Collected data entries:

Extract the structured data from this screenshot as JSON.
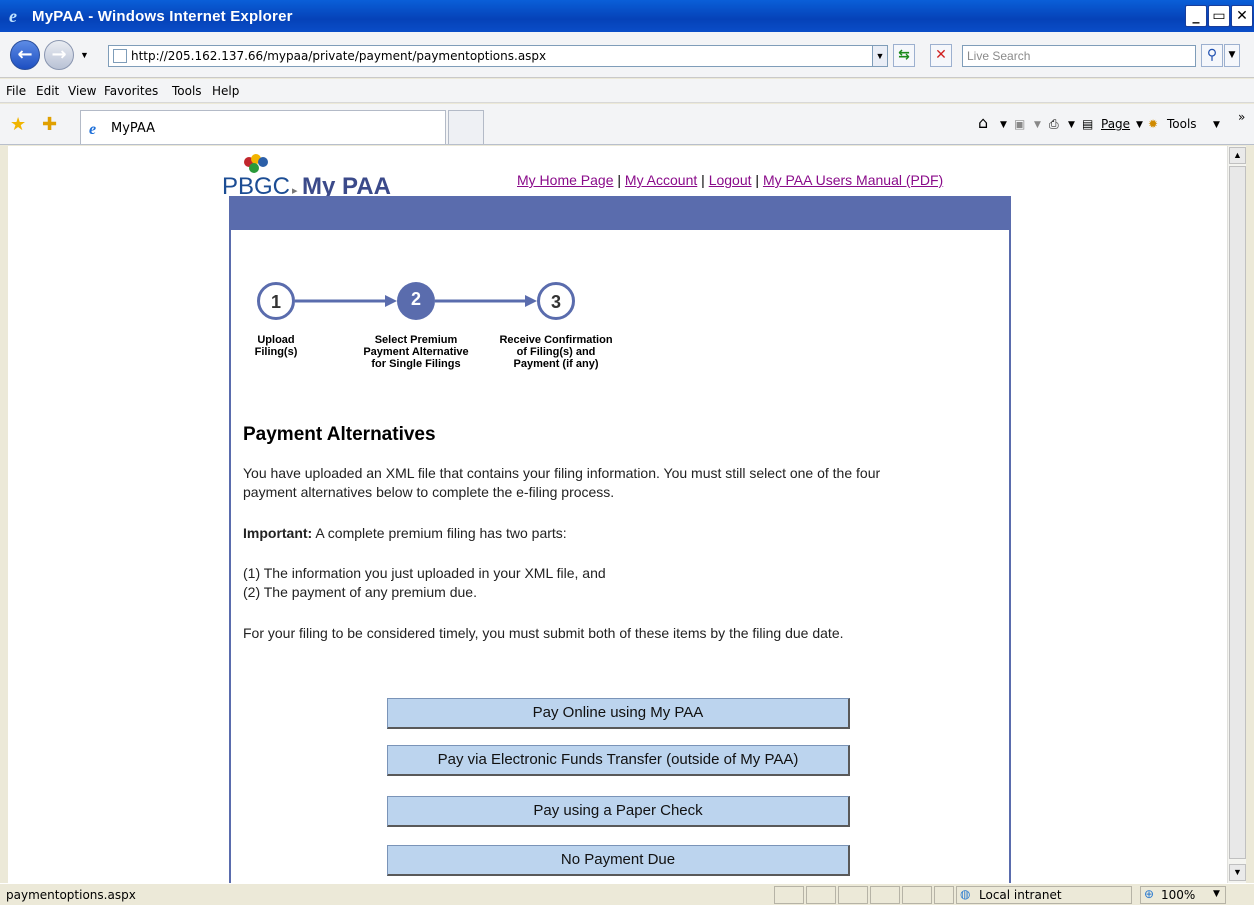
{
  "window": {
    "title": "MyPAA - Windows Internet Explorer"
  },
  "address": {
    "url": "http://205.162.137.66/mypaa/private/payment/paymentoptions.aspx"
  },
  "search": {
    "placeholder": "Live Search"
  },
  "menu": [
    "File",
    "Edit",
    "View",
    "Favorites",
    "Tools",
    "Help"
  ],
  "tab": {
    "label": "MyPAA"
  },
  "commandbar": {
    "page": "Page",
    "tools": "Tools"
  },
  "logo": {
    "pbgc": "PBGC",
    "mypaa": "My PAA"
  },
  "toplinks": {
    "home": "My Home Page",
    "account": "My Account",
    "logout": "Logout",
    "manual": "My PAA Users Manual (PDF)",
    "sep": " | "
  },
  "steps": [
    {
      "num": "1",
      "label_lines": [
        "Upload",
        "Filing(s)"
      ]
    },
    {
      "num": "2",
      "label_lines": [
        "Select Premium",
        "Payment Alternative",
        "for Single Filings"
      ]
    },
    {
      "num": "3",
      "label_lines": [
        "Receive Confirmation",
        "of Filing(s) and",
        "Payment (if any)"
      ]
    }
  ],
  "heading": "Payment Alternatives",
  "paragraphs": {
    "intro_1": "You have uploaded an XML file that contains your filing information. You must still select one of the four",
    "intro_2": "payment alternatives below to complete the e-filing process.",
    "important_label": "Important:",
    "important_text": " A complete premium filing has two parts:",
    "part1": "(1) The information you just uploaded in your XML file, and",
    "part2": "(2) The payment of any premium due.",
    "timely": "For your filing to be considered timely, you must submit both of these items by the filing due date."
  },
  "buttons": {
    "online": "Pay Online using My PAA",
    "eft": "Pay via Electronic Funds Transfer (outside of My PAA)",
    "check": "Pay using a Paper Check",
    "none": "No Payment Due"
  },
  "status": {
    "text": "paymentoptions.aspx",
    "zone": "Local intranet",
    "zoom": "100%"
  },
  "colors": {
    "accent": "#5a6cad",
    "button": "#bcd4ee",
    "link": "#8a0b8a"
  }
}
...
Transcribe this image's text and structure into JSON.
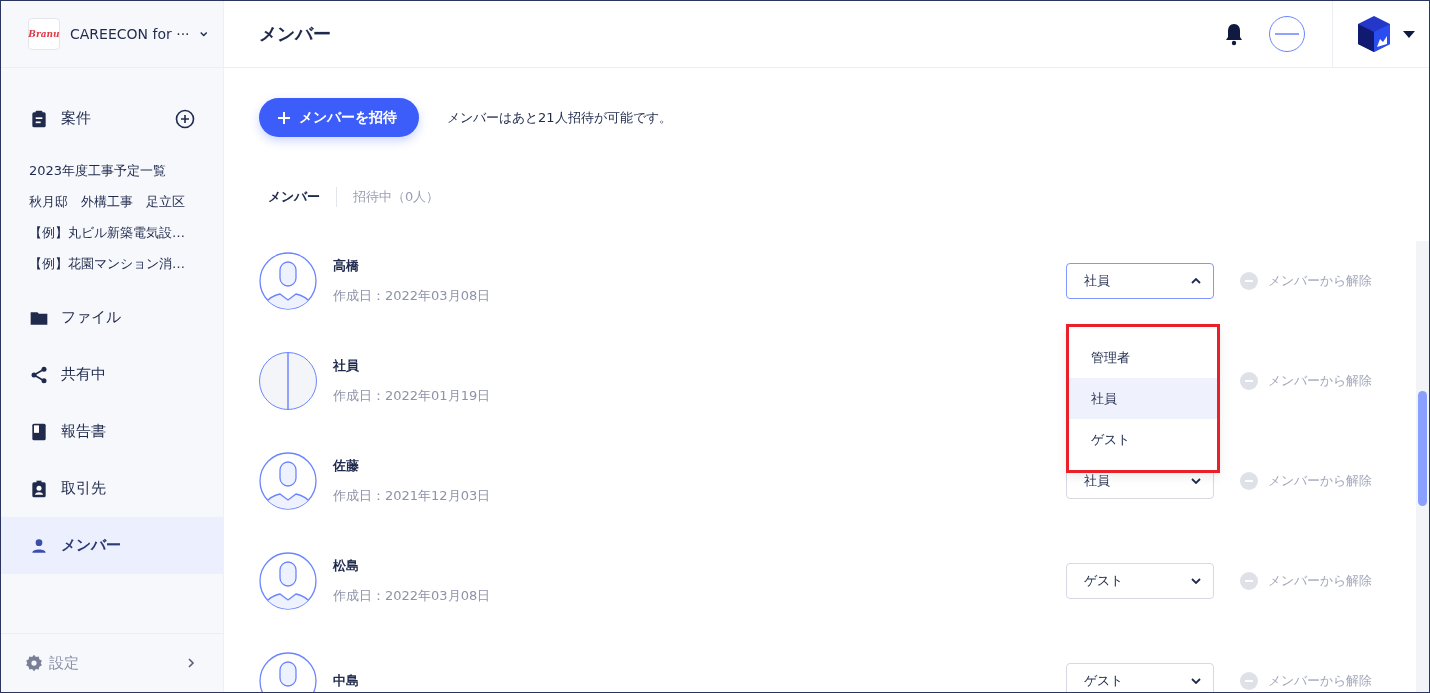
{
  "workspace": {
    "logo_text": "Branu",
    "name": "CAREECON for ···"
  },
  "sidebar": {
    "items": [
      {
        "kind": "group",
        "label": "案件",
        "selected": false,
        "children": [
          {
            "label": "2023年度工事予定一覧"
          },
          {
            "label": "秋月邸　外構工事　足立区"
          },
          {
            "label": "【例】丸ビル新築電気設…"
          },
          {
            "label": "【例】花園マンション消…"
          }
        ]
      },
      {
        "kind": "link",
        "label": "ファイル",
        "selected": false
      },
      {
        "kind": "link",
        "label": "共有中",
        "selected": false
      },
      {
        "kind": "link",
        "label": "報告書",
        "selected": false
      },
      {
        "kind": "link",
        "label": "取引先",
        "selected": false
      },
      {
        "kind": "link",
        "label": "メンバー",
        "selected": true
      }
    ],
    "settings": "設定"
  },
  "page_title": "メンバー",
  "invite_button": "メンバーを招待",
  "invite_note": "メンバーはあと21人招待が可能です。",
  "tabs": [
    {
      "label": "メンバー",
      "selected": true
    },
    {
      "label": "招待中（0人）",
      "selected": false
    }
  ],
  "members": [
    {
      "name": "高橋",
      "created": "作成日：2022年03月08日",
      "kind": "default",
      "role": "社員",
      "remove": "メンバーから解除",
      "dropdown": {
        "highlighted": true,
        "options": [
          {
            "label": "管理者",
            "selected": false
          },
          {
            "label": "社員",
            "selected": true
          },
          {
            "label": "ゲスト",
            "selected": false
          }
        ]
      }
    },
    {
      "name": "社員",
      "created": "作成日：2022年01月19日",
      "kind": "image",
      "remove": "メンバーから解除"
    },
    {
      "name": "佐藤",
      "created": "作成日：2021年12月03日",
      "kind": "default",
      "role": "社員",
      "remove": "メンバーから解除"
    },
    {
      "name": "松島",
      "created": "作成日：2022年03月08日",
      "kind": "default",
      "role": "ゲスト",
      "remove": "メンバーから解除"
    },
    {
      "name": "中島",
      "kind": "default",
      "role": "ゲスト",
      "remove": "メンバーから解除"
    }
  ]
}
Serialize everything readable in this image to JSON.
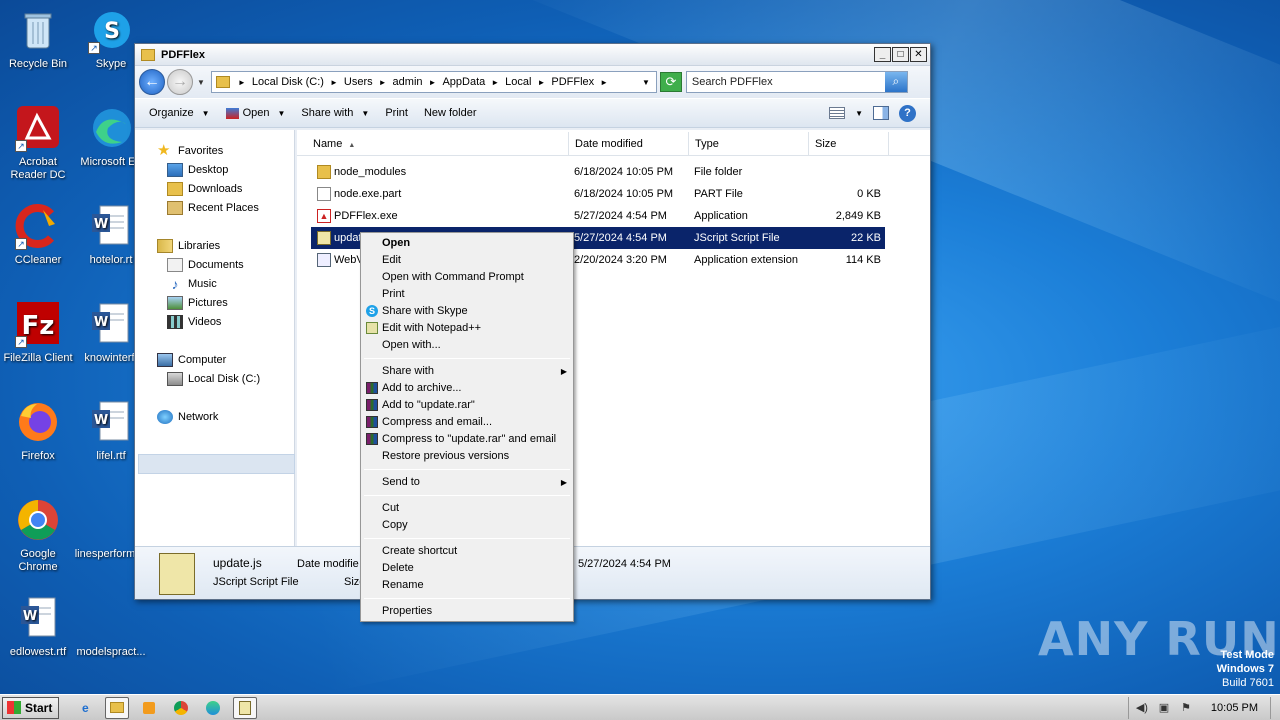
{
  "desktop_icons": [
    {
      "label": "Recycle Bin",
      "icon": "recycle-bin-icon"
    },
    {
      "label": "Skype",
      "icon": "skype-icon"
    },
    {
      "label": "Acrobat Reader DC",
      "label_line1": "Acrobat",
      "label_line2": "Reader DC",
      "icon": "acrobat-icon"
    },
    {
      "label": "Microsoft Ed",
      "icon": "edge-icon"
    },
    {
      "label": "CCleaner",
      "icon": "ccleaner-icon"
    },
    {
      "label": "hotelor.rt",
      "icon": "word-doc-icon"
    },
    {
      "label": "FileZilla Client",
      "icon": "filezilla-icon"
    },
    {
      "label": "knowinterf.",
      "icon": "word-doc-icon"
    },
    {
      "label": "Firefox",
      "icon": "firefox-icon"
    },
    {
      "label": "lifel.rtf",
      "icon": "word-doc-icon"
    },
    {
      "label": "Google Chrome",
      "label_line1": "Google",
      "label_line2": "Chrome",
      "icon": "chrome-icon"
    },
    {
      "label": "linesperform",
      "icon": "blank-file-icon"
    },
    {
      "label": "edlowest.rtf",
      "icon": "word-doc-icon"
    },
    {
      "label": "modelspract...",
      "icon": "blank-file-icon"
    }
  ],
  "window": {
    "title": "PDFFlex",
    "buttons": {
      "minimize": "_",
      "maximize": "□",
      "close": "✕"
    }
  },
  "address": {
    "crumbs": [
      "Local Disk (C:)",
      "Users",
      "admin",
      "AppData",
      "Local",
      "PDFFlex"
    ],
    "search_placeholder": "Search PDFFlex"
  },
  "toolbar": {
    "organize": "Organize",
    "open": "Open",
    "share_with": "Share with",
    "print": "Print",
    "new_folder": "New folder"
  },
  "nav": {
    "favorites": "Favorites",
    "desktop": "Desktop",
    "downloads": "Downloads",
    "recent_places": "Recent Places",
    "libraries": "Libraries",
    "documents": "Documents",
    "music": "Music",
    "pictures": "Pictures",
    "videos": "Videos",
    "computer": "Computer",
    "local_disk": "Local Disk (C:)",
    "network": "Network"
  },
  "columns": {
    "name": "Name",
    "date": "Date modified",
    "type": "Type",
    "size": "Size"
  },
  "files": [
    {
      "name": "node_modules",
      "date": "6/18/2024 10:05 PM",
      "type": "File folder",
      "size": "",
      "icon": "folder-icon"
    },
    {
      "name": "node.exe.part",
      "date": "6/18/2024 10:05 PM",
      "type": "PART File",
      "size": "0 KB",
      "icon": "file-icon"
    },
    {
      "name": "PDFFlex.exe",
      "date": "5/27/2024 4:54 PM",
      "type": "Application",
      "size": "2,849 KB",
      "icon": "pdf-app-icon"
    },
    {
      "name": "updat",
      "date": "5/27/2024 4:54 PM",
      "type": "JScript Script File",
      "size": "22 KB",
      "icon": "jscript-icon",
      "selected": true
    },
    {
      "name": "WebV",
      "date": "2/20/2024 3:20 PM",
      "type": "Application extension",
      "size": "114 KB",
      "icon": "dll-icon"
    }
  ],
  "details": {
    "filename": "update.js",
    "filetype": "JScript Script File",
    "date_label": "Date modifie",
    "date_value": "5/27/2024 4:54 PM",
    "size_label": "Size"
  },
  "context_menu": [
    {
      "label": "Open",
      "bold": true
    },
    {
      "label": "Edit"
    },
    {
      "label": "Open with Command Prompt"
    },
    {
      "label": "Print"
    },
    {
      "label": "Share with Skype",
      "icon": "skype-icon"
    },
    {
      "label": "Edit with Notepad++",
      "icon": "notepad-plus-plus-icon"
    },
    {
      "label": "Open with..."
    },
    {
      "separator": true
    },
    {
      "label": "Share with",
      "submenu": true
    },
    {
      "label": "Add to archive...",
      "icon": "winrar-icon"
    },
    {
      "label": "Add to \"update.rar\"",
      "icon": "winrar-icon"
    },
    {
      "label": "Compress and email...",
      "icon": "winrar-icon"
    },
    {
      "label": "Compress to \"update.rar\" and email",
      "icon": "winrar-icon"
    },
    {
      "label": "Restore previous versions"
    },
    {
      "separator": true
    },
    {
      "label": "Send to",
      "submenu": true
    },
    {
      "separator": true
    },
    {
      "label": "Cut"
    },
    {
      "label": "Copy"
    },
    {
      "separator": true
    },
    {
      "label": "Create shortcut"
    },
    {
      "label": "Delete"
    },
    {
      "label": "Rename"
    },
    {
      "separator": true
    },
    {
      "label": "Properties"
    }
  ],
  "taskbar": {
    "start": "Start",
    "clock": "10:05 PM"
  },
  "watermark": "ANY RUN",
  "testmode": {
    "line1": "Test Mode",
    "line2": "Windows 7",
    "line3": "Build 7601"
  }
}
...
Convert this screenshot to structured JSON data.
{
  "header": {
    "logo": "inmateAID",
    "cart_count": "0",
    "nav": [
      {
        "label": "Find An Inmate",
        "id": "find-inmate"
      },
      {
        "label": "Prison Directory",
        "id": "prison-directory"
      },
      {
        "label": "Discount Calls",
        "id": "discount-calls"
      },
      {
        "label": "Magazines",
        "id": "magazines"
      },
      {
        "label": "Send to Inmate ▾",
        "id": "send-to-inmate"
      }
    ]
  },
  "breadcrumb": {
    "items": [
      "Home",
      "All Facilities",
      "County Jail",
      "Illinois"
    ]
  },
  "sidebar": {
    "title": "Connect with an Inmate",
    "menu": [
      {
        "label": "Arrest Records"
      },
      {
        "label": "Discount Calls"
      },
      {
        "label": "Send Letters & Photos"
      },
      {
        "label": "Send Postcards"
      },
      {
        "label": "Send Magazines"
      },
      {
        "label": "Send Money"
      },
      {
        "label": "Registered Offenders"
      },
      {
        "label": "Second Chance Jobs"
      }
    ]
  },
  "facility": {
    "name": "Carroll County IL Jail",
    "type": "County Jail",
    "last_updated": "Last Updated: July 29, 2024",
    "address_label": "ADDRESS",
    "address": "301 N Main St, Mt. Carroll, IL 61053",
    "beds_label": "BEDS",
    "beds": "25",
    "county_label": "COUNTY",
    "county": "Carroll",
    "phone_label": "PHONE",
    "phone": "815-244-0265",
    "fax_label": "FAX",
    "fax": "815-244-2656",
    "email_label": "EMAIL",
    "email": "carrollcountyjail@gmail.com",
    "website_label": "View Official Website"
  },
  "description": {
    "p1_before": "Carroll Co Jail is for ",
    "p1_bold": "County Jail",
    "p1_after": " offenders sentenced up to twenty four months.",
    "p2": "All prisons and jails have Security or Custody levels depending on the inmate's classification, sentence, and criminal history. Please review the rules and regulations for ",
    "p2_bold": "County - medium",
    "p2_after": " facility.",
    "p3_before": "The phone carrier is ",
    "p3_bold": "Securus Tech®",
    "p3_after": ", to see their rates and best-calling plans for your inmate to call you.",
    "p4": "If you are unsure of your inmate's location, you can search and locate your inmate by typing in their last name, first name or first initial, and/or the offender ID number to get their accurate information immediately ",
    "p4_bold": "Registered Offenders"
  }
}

# Given task
Report all lines of the data above that include the string "their".

# Complete answer
    "p3_after": ", to see their rates and best-calling plans for your inmate to call you.",
    "p4": "If you are unsure of your inmate's location, you can search and locate your inmate by typing in their last name, first name or first initial, and/or the offender ID number to get their accurate information immediately ",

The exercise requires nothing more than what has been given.